**THE DATA:**
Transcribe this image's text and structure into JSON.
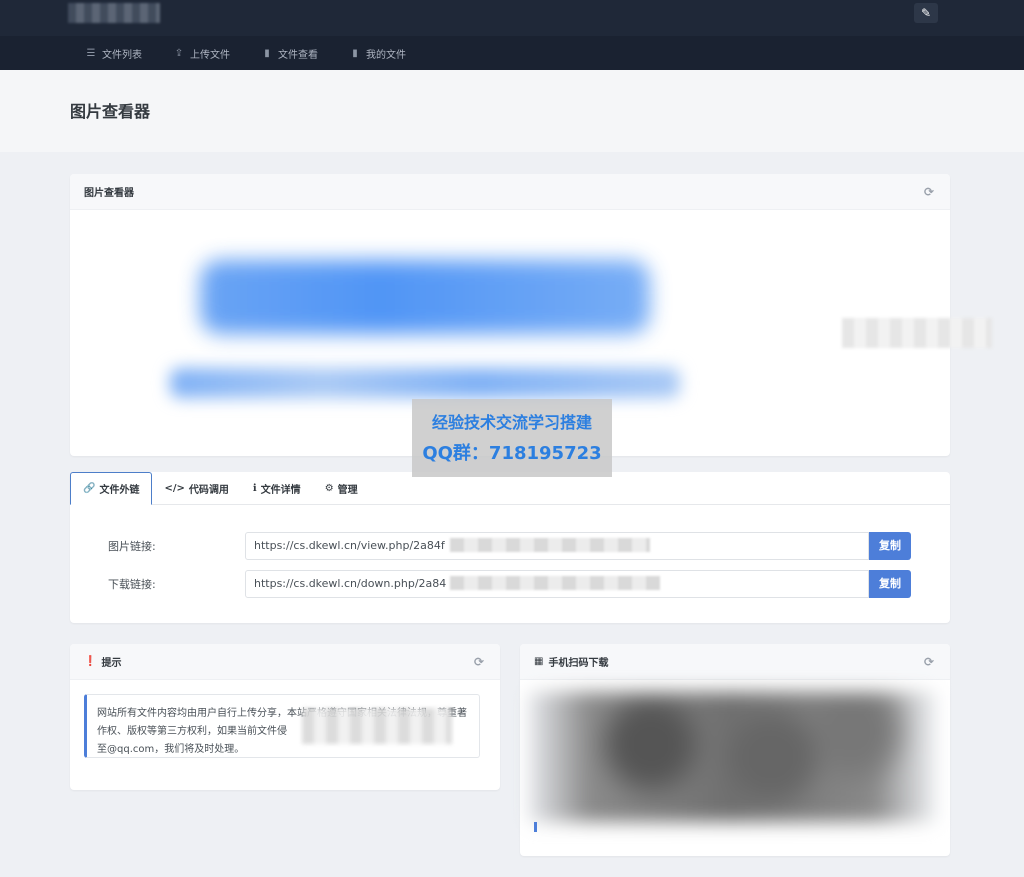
{
  "topbar": {
    "pen_icon": "brush-icon"
  },
  "nav": {
    "items": [
      {
        "label": "文件列表",
        "icon": "list-icon"
      },
      {
        "label": "上传文件",
        "icon": "upload-icon"
      },
      {
        "label": "文件查看",
        "icon": "file-icon"
      },
      {
        "label": "我的文件",
        "icon": "file-icon"
      }
    ]
  },
  "page": {
    "title": "图片查看器"
  },
  "viewer": {
    "header": "图片查看器"
  },
  "watermark": {
    "line1": "经验技术交流学习搭建",
    "line2": "QQ群：718195723"
  },
  "tabs": [
    {
      "label": "文件外链",
      "icon": "link-icon"
    },
    {
      "label": "代码调用",
      "icon": "code-icon"
    },
    {
      "label": "文件详情",
      "icon": "info-icon"
    },
    {
      "label": "管理",
      "icon": "gear-icon"
    }
  ],
  "links": {
    "image_label": "图片链接:",
    "image_value": "https://cs.dkewl.cn/view.php/2a84f",
    "download_label": "下载链接:",
    "download_value": "https://cs.dkewl.cn/down.php/2a84",
    "copy_label": "复制"
  },
  "notice": {
    "header": "提示",
    "text": "网站所有文件内容均由用户自行上传分享，本站严格遵守国家相关法律法规，尊重著作权、版权等第三方权利，如果当前文件侵",
    "text_end": "至@qq.com，我们将及时处理。"
  },
  "qr": {
    "header": "手机扫码下载"
  }
}
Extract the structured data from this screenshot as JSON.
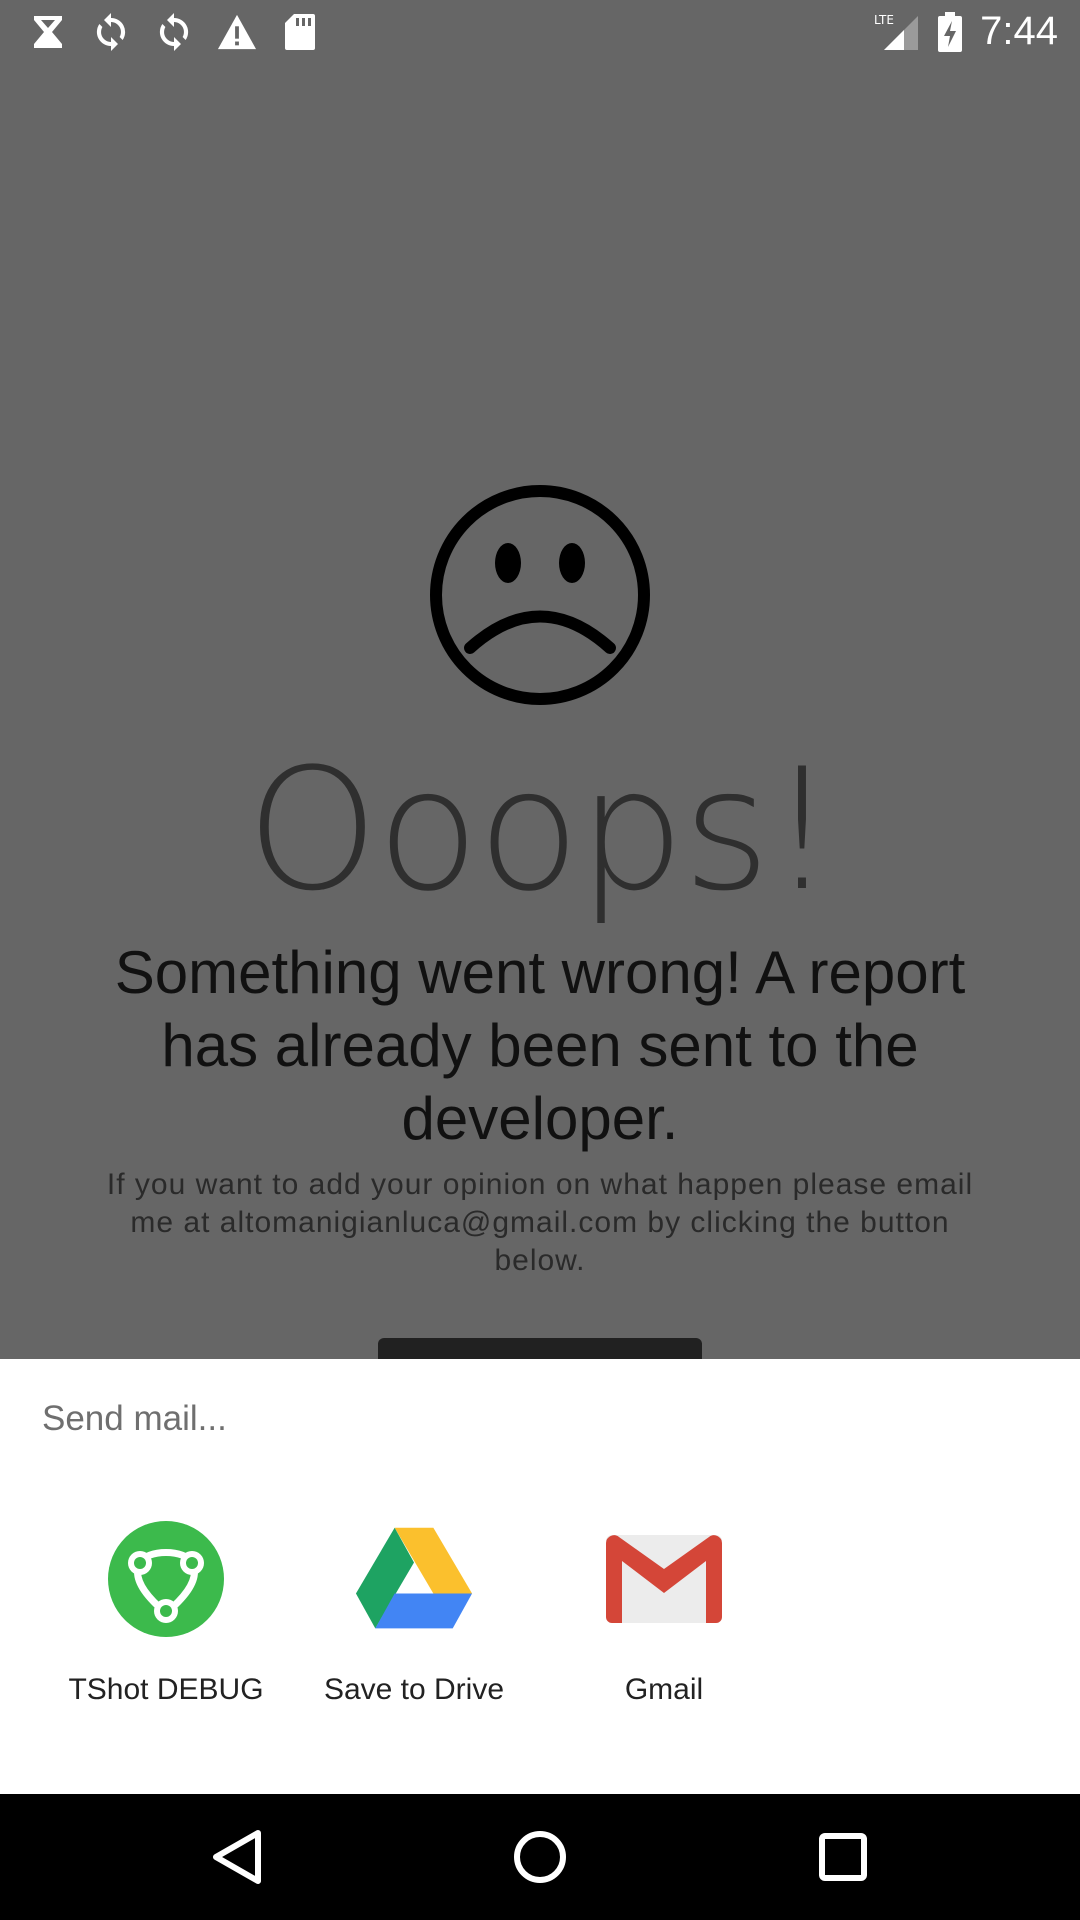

**DO THIS:** Reproduce the full listing above verbatim, with no pictures included.

**EXERCISE ANSWER:**
Transcribe this image's text and structure into JSON.
{
  "topbar": {
    "pen_icon": "brush-icon"
  },
  "nav": {
    "items": [
      {
        "label": "文件列表",
        "icon": "list-icon"
      },
      {
        "label": "上传文件",
        "icon": "upload-icon"
      },
      {
        "label": "文件查看",
        "icon": "file-icon"
      },
      {
        "label": "我的文件",
        "icon": "file-icon"
      }
    ]
  },
  "page": {
    "title": "图片查看器"
  },
  "viewer": {
    "header": "图片查看器"
  },
  "watermark": {
    "line1": "经验技术交流学习搭建",
    "line2": "QQ群：718195723"
  },
  "tabs": [
    {
      "label": "文件外链",
      "icon": "link-icon"
    },
    {
      "label": "代码调用",
      "icon": "code-icon"
    },
    {
      "label": "文件详情",
      "icon": "info-icon"
    },
    {
      "label": "管理",
      "icon": "gear-icon"
    }
  ],
  "links": {
    "image_label": "图片链接:",
    "image_value": "https://cs.dkewl.cn/view.php/2a84f",
    "download_label": "下载链接:",
    "download_value": "https://cs.dkewl.cn/down.php/2a84",
    "copy_label": "复制"
  },
  "notice": {
    "header": "提示",
    "text": "网站所有文件内容均由用户自行上传分享，本站严格遵守国家相关法律法规，尊重著作权、版权等第三方权利，如果当前文件侵",
    "text_end": "至@qq.com，我们将及时处理。"
  },
  "qr": {
    "header": "手机扫码下载"
  }
}
Extract the structured data from this screenshot as JSON.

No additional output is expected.